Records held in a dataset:
========

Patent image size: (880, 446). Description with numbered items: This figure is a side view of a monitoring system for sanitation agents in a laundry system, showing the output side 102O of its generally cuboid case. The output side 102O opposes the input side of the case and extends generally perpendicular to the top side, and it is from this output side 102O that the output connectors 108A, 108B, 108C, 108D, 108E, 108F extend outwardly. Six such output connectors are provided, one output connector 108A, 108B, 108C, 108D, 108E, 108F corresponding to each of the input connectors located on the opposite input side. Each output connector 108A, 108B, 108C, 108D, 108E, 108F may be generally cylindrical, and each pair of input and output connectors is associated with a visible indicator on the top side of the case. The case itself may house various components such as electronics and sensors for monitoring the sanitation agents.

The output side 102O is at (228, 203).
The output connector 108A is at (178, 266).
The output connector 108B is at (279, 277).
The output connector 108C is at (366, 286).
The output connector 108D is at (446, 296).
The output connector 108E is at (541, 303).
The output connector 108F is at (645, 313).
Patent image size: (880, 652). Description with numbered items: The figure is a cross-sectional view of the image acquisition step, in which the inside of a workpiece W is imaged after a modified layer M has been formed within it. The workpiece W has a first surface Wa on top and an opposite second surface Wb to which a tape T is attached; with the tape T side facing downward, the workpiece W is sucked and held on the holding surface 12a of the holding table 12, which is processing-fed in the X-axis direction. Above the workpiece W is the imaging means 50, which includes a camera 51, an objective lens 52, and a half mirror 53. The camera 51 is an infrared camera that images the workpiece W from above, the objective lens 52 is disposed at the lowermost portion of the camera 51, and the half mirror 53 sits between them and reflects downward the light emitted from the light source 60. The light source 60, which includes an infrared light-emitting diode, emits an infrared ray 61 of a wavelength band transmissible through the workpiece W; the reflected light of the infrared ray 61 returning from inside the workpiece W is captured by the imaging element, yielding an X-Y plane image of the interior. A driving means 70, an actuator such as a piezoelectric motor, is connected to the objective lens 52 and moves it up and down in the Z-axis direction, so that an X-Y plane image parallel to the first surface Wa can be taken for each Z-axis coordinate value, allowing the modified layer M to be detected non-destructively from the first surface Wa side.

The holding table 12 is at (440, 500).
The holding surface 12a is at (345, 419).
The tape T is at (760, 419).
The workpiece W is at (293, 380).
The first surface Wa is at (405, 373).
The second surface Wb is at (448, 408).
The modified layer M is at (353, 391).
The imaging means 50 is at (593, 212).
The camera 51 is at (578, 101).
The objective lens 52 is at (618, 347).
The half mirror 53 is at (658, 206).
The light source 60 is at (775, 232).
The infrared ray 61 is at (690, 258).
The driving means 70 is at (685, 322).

========

Lay out every entry above as a two-column CSV whose header row is entry_text,answer, with one row per entry. Put each entry's text and its answer in separate double-quoted fields, and replace any line breaks with spaces.

### In response
entry_text,answer
"Patent image size: (880, 446). Description with numbered items: This figure is a side view of a monitoring system for sanitation agents in a laundry system, showing the output side 102O of its generally cuboid case. The output side 102O opposes the input side of the case and extends generally perpendicular to the top side, and it is from this output side 102O that the output connectors 108A, 108B, 108C, 108D, 108E, 108F extend outwardly. Six such output connectors are provided, one output connector 108A, 108B, 108C, 108D, 108E, 108F corresponding to each of the input connectors located on the opposite input side. Each output connector 108A, 108B, 108C, 108D, 108E, 108F may be generally cylindrical, and each pair of input and output connectors is associated with a visible indicator on the top side of the case. The case itself may house various components such as electronics and sensors for monitoring the sanitation agents.","The output side 102O is at (228, 203). The output connector 108A is at (178, 266). The output connector 108B is at (279, 277). The output connector 108C is at (366, 286). The output connector 108D is at (446, 296). The output connector 108E is at (541, 303). The output connector 108F is at (645, 313)."
"Patent image size: (880, 652). Description with numbered items: The figure is a cross-sectional view of the image acquisition step, in which the inside of a workpiece W is imaged after a modified layer M has been formed within it. The workpiece W has a first surface Wa on top and an opposite second surface Wb to which a tape T is attached; with the tape T side facing downward, the workpiece W is sucked and held on the holding surface 12a of the holding table 12, which is processing-fed in the X-axis direction. Above the workpiece W is the imaging means 50, which includes a camera 51, an objective lens 52, and a half mirror 53. The camera 51 is an infrared camera that images the workpiece W from above, the objective lens 52 is disposed at the lowermost portion of the camera 51, and the half mirror 53 sits between them and reflects downward the light emitted from the light source 60. The light source 60, which includes an infrared light-emitting diode, emits an infrared ray 61 of a wavelength band transmissible through the workpiece W; the reflected light of the infrared ray 61 returning from inside the workpiece W is captured by the imaging element, yielding an X-Y plane image of the interior. A driving means 70, an actuator such as a piezoelectric motor, is connected to the objective lens 52 and moves it up and down in the Z-axis direction, so that an X-Y plane image parallel to the first surface Wa can be taken for each Z-axis coordinate value, allowing the modified layer M to be detected non-destructively from the first surface Wa side.","The holding table 12 is at (440, 500). The holding surface 12a is at (345, 419). The tape T is at (760, 419). The workpiece W is at (293, 380). The first surface Wa is at (405, 373). The second surface Wb is at (448, 408). The modified layer M is at (353, 391). The imaging means 50 is at (593, 212). The camera 51 is at (578, 101). The objective lens 52 is at (618, 347). The half mirror 53 is at (658, 206). The light source 60 is at (775, 232). The infrared ray 61 is at (690, 258). The driving means 70 is at (685, 322)."